● EXERCISE REQUIREMENTS: Scan the entries below for the word "Touch". Copy each line that has it.

● DATA EXTRACT:
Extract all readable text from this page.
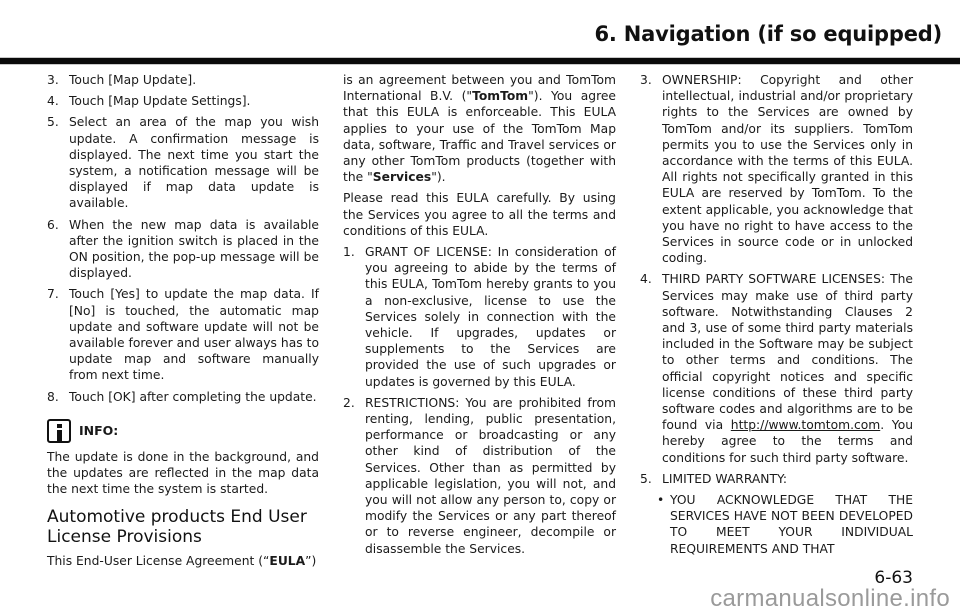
6. Navigation (if so equipped)
3. Touch [Map Update].
4. Touch [Map Update Settings].
5. Select an area of the map you wish update. A confirmation message is displayed. The next time you start the system, a notification message will be displayed if map data update is available.
6. When the new map data is available after the ignition switch is placed in the ON position, the pop-up message will be displayed.
7. Touch [Yes] to update the map data. If [No] is touched, the automatic map update and software update will not be available forever and user always has to update map and software manually from next time.
8. Touch [OK] after completing the update.
INFO:

The update is done in the background, and the updates are reflected in the map data the next time the system is started.

Automotive products End User License Provisions

This End-User License Agreement (“EULA”)

is an agreement between you and TomTom International B.V. ("TomTom"). You agree that this EULA is enforceable. This EULA applies to your use of the TomTom Map data, software, Traffic and Travel services or any other TomTom products (together with the "Services").

Please read this EULA carefully. By using the Services you agree to all the terms and conditions of this EULA.

1. GRANT OF LICENSE: In consideration of you agreeing to abide by the terms of this EULA, TomTom hereby grants to you a non-exclusive, license to use the Services solely in connection with the vehicle. If upgrades, updates or supplements to the Services are provided the use of such upgrades or updates is governed by this EULA.
2. RESTRICTIONS: You are prohibited from renting, lending, public presentation, performance or broadcasting or any other kind of distribution of the Services. Other than as permitted by applicable legislation, you will not, and you will not allow any person to, copy or modify the Services or any part thereof or to reverse engineer, decompile or disassemble the Services.
3. OWNERSHIP: Copyright and other intellectual, industrial and/or proprietary rights to the Services are owned by TomTom and/or its suppliers. TomTom permits you to use the Services only in accordance with the terms of this EULA. All rights not specifically granted in this EULA are reserved by TomTom. To the extent applicable, you acknowledge that you have no right to have access to the Services in source code or in unlocked coding.
4. THIRD PARTY SOFTWARE LICENSES: The Services may make use of third party software. Notwithstanding Clauses 2 and 3, use of some third party materials included in the Software may be subject to other terms and conditions. The official copyright notices and specific license conditions of these third party software codes and algorithms are to be found via http://www.tomtom.com. You hereby agree to the terms and conditions for such third party software.
5. LIMITED WARRANTY:
• YOU ACKNOWLEDGE THAT THE SERVICES HAVE NOT BEEN DEVELOPED TO MEET YOUR INDIVIDUAL REQUIREMENTS AND THAT
6-63
carmanualsonline.info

● COMPLETE RESPONSE:
3. Touch [Map Update].
4. Touch [Map Update Settings].
7. Touch [Yes] to update the map data. If [No] is touched, the automatic map update and software update will not be available forever and user always has to update map and software manually from next time.
8. Touch [OK] after completing the update.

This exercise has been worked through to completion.